• TASK DESCRIPTION: The answer is one number: how many lines in the data below hold "Year".

• EXTRACTED INFORMATION:
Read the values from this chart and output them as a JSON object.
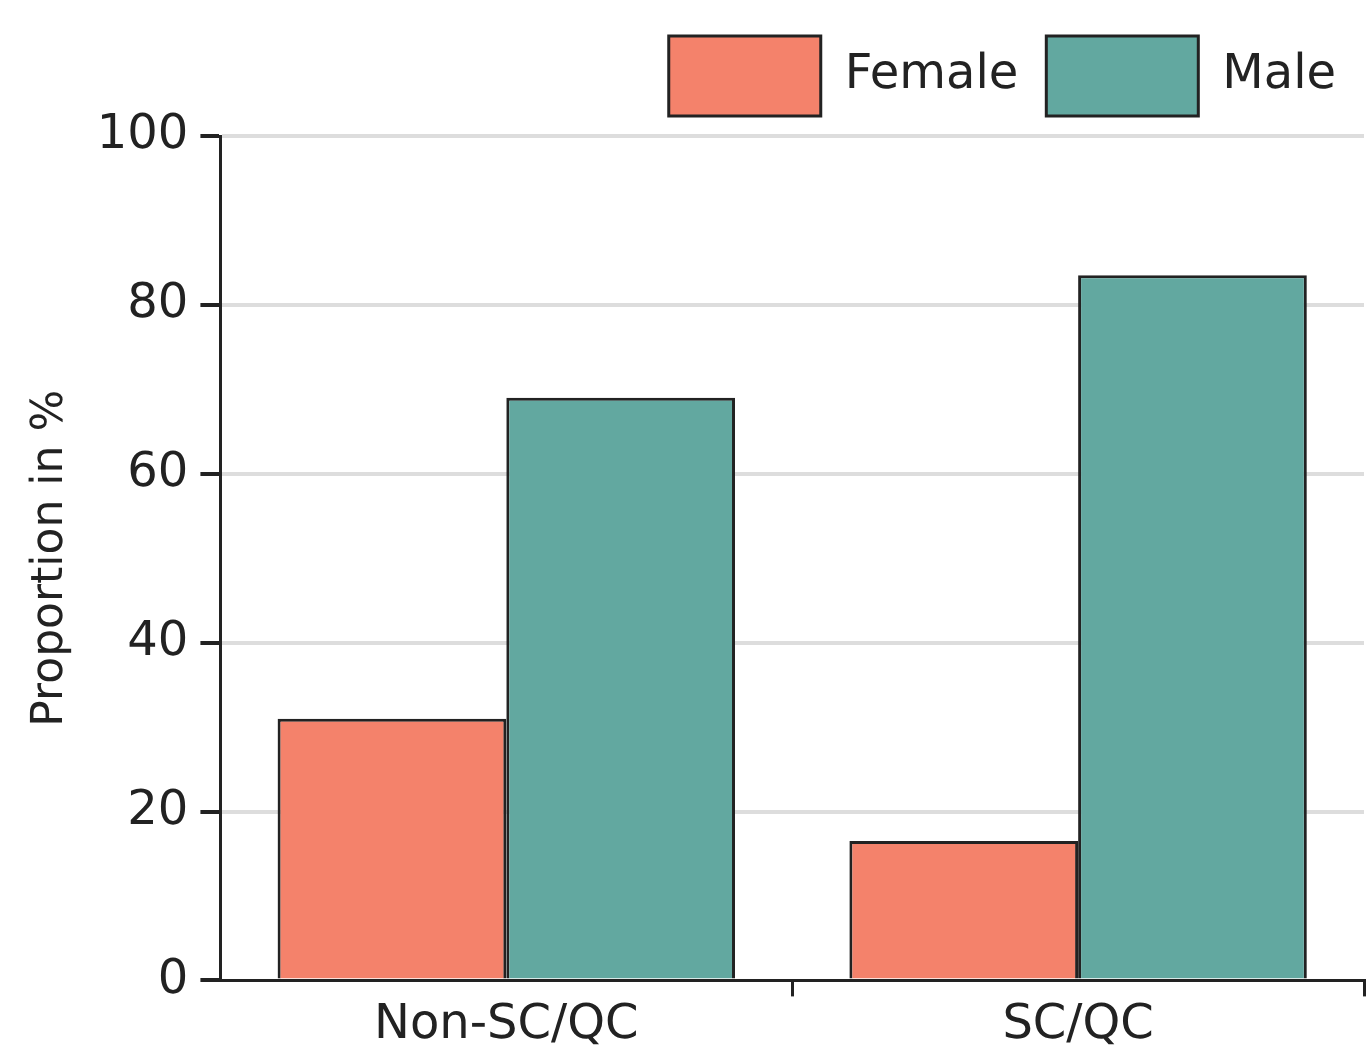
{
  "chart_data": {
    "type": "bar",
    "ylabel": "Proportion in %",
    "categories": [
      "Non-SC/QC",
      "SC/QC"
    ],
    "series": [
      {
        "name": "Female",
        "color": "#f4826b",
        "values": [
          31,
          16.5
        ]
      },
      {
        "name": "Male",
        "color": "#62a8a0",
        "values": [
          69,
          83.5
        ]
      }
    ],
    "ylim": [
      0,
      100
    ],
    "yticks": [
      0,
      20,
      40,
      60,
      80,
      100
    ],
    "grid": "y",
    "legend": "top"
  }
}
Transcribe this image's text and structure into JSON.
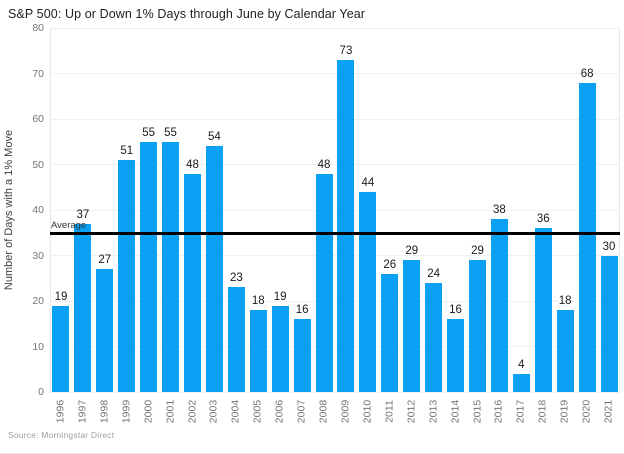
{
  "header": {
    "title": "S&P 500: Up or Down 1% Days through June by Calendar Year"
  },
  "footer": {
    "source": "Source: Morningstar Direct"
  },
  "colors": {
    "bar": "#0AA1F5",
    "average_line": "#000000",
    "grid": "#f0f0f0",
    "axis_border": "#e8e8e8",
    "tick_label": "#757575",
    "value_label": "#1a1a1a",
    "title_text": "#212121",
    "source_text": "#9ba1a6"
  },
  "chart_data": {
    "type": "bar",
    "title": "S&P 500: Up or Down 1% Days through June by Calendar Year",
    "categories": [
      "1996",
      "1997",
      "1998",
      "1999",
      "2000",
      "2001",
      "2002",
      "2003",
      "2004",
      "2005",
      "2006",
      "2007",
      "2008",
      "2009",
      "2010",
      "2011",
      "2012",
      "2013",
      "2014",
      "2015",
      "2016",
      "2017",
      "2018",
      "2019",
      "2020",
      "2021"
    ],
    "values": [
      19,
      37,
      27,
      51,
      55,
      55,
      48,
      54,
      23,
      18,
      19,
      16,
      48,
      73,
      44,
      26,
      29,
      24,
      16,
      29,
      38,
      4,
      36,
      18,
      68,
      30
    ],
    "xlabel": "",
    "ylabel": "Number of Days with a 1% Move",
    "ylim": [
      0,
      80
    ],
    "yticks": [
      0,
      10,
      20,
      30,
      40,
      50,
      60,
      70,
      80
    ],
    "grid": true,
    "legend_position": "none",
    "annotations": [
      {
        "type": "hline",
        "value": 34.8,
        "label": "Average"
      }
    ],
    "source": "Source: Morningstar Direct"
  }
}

• RIGHT ANSWER: 2